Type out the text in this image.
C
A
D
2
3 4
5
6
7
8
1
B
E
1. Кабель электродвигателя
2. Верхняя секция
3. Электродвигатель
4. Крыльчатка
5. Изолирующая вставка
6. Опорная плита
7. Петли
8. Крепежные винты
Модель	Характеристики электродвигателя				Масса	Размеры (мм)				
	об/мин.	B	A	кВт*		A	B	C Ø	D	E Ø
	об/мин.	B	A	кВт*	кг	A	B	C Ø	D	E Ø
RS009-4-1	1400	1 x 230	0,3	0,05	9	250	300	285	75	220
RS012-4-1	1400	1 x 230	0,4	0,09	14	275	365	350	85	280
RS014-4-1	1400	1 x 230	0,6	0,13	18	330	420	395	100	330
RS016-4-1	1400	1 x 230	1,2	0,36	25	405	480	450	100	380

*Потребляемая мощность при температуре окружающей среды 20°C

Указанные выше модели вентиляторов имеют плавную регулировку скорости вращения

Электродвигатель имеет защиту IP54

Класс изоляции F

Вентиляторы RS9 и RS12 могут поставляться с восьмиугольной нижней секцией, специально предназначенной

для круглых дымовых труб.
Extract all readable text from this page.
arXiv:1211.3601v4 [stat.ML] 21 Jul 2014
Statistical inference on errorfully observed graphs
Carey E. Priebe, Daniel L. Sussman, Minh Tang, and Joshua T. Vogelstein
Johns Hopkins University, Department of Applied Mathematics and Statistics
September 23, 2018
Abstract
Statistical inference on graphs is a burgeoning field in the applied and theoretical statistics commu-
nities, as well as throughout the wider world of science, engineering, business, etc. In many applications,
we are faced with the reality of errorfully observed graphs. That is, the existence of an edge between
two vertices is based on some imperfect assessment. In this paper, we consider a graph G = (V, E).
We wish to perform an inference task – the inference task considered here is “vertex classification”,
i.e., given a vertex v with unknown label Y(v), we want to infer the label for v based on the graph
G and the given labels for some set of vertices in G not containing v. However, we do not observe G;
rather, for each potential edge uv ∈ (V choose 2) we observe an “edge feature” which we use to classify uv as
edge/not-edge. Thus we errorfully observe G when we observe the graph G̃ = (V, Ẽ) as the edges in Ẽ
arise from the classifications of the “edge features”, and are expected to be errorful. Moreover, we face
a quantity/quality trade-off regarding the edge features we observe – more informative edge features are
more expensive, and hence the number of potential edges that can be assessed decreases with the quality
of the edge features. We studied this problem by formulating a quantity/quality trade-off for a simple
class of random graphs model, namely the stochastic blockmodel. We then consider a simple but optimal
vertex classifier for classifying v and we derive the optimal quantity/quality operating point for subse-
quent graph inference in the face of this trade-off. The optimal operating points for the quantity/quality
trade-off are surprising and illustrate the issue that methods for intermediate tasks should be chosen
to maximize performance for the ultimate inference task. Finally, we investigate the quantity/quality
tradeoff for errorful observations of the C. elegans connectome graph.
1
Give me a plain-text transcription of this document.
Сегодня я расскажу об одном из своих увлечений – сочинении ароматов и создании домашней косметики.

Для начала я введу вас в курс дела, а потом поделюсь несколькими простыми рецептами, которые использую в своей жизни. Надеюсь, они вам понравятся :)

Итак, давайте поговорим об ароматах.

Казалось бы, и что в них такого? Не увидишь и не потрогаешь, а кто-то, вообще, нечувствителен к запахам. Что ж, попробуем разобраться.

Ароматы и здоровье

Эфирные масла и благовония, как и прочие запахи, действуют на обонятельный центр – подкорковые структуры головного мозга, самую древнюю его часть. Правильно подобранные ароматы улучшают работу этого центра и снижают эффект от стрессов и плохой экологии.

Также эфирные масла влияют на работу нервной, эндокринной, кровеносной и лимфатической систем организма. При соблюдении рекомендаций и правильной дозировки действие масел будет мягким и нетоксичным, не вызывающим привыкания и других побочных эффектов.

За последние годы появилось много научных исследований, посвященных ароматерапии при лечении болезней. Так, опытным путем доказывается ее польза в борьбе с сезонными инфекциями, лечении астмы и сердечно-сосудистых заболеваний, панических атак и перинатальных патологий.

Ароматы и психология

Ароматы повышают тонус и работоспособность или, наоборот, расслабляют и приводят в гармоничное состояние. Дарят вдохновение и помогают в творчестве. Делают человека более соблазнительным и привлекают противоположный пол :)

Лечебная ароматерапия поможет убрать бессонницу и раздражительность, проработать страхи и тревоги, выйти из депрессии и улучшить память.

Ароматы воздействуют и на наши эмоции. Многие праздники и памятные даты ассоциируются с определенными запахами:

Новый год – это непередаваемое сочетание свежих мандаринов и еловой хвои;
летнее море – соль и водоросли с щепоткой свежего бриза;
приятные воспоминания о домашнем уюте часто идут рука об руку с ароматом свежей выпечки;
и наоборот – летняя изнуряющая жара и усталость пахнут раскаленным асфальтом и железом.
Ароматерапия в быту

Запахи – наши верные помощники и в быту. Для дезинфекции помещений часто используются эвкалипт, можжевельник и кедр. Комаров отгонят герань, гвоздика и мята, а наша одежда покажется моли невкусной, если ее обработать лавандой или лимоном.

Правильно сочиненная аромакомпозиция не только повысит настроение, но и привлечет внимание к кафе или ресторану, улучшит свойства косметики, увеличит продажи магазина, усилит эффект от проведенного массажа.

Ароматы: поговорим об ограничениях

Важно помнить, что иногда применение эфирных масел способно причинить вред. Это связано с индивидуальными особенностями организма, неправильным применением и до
-=-=-=-=-
● **Exercise**:
Extract all lines containing the word "from".

● **Final answer**:
Extract all readable text from this page.
arise from the classifications of the “edge features”, and are expected to be errorful. Moreover, we face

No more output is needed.